= Written request =
Keep only the lines of the listing that include the word "SRMTID", and copy them.

= Records about charts and figures =
━━━━
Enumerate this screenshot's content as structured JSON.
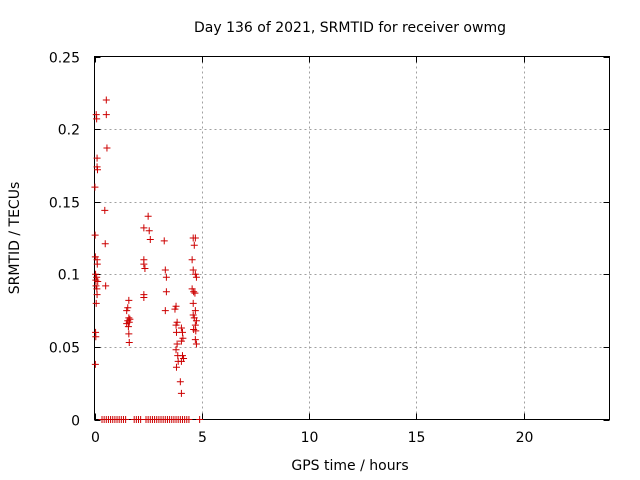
{
  "chart_data": {
    "type": "scatter",
    "title": "Day 136 of 2021, SRMTID for receiver owmg",
    "xlabel": "GPS time / hours",
    "ylabel": "SRMTID / TECUs",
    "xlim": [
      0,
      24
    ],
    "ylim": [
      0,
      0.25
    ],
    "xticks": [
      0,
      5,
      10,
      15,
      20
    ],
    "xtick_labels": [
      "0",
      "5",
      "10",
      "15",
      "20"
    ],
    "yticks": [
      0,
      0.05,
      0.1,
      0.15,
      0.2,
      0.25
    ],
    "ytick_labels": [
      "0",
      "0.05",
      "0.1",
      "0.15",
      "0.2",
      "0.25"
    ],
    "grid": true,
    "marker": "+",
    "color": "#cc0000",
    "series": [
      {
        "name": "SRMTID",
        "points": [
          [
            0.02,
            0.16
          ],
          [
            0.03,
            0.127
          ],
          [
            0.04,
            0.112
          ],
          [
            0.05,
            0.1
          ],
          [
            0.06,
            0.096
          ],
          [
            0.07,
            0.092
          ],
          [
            0.08,
            0.08
          ],
          [
            0.05,
            0.06
          ],
          [
            0.06,
            0.057
          ],
          [
            0.04,
            0.038
          ],
          [
            0.08,
            0.21
          ],
          [
            0.1,
            0.207
          ],
          [
            0.12,
            0.18
          ],
          [
            0.12,
            0.174
          ],
          [
            0.14,
            0.172
          ],
          [
            0.12,
            0.11
          ],
          [
            0.13,
            0.107
          ],
          [
            0.1,
            0.098
          ],
          [
            0.15,
            0.095
          ],
          [
            0.11,
            0.09
          ],
          [
            0.12,
            0.086
          ],
          [
            0.55,
            0.22
          ],
          [
            0.55,
            0.21
          ],
          [
            0.58,
            0.187
          ],
          [
            0.48,
            0.144
          ],
          [
            0.5,
            0.121
          ],
          [
            0.52,
            0.092
          ],
          [
            1.6,
            0.082
          ],
          [
            1.55,
            0.077
          ],
          [
            1.5,
            0.075
          ],
          [
            1.6,
            0.07
          ],
          [
            1.55,
            0.068
          ],
          [
            1.62,
            0.067
          ],
          [
            1.65,
            0.069
          ],
          [
            1.5,
            0.066
          ],
          [
            1.58,
            0.064
          ],
          [
            1.6,
            0.059
          ],
          [
            1.62,
            0.053
          ],
          [
            2.5,
            0.14
          ],
          [
            2.3,
            0.132
          ],
          [
            2.55,
            0.13
          ],
          [
            2.6,
            0.124
          ],
          [
            2.3,
            0.11
          ],
          [
            2.3,
            0.107
          ],
          [
            2.35,
            0.104
          ],
          [
            2.3,
            0.086
          ],
          [
            2.3,
            0.084
          ],
          [
            3.25,
            0.123
          ],
          [
            3.3,
            0.103
          ],
          [
            3.35,
            0.098
          ],
          [
            3.35,
            0.088
          ],
          [
            3.3,
            0.075
          ],
          [
            3.8,
            0.078
          ],
          [
            3.75,
            0.076
          ],
          [
            3.85,
            0.067
          ],
          [
            3.8,
            0.065
          ],
          [
            3.82,
            0.06
          ],
          [
            3.85,
            0.052
          ],
          [
            3.8,
            0.048
          ],
          [
            3.88,
            0.044
          ],
          [
            3.9,
            0.04
          ],
          [
            3.82,
            0.036
          ],
          [
            4.05,
            0.063
          ],
          [
            4.1,
            0.06
          ],
          [
            4.12,
            0.056
          ],
          [
            4.05,
            0.054
          ],
          [
            4.1,
            0.044
          ],
          [
            4.15,
            0.042
          ],
          [
            4.05,
            0.04
          ],
          [
            4.0,
            0.026
          ],
          [
            4.05,
            0.018
          ],
          [
            4.6,
            0.125
          ],
          [
            4.7,
            0.125
          ],
          [
            4.65,
            0.12
          ],
          [
            4.55,
            0.11
          ],
          [
            4.6,
            0.103
          ],
          [
            4.7,
            0.1
          ],
          [
            4.75,
            0.098
          ],
          [
            4.55,
            0.09
          ],
          [
            4.62,
            0.088
          ],
          [
            4.68,
            0.087
          ],
          [
            4.6,
            0.08
          ],
          [
            4.7,
            0.075
          ],
          [
            4.6,
            0.072
          ],
          [
            4.65,
            0.07
          ],
          [
            4.75,
            0.068
          ],
          [
            4.7,
            0.065
          ],
          [
            4.62,
            0.062
          ],
          [
            4.72,
            0.061
          ],
          [
            4.7,
            0.055
          ],
          [
            4.75,
            0.052
          ],
          [
            0.35,
            0
          ],
          [
            0.45,
            0
          ],
          [
            0.55,
            0
          ],
          [
            0.65,
            0
          ],
          [
            0.75,
            0
          ],
          [
            0.85,
            0
          ],
          [
            0.95,
            0
          ],
          [
            1.05,
            0
          ],
          [
            1.15,
            0
          ],
          [
            1.25,
            0
          ],
          [
            1.35,
            0
          ],
          [
            1.45,
            0
          ],
          [
            1.85,
            0
          ],
          [
            1.95,
            0
          ],
          [
            2.05,
            0
          ],
          [
            2.15,
            0
          ],
          [
            2.4,
            0
          ],
          [
            2.5,
            0
          ],
          [
            2.6,
            0
          ],
          [
            2.7,
            0
          ],
          [
            2.8,
            0
          ],
          [
            2.9,
            0
          ],
          [
            3.0,
            0
          ],
          [
            3.1,
            0
          ],
          [
            3.2,
            0
          ],
          [
            3.3,
            0
          ],
          [
            3.4,
            0
          ],
          [
            3.5,
            0
          ],
          [
            3.6,
            0
          ],
          [
            3.7,
            0
          ],
          [
            3.8,
            0
          ],
          [
            3.9,
            0
          ],
          [
            4.0,
            0
          ],
          [
            4.1,
            0
          ],
          [
            4.2,
            0
          ],
          [
            4.3,
            0
          ],
          [
            4.4,
            0
          ],
          [
            4.9,
            0
          ]
        ]
      }
    ]
  }
}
━━━━
= In response =
    "title": "Day 136 of 2021, SRMTID for receiver owmg",
    "ylabel": "SRMTID / TECUs",
        "name": "SRMTID",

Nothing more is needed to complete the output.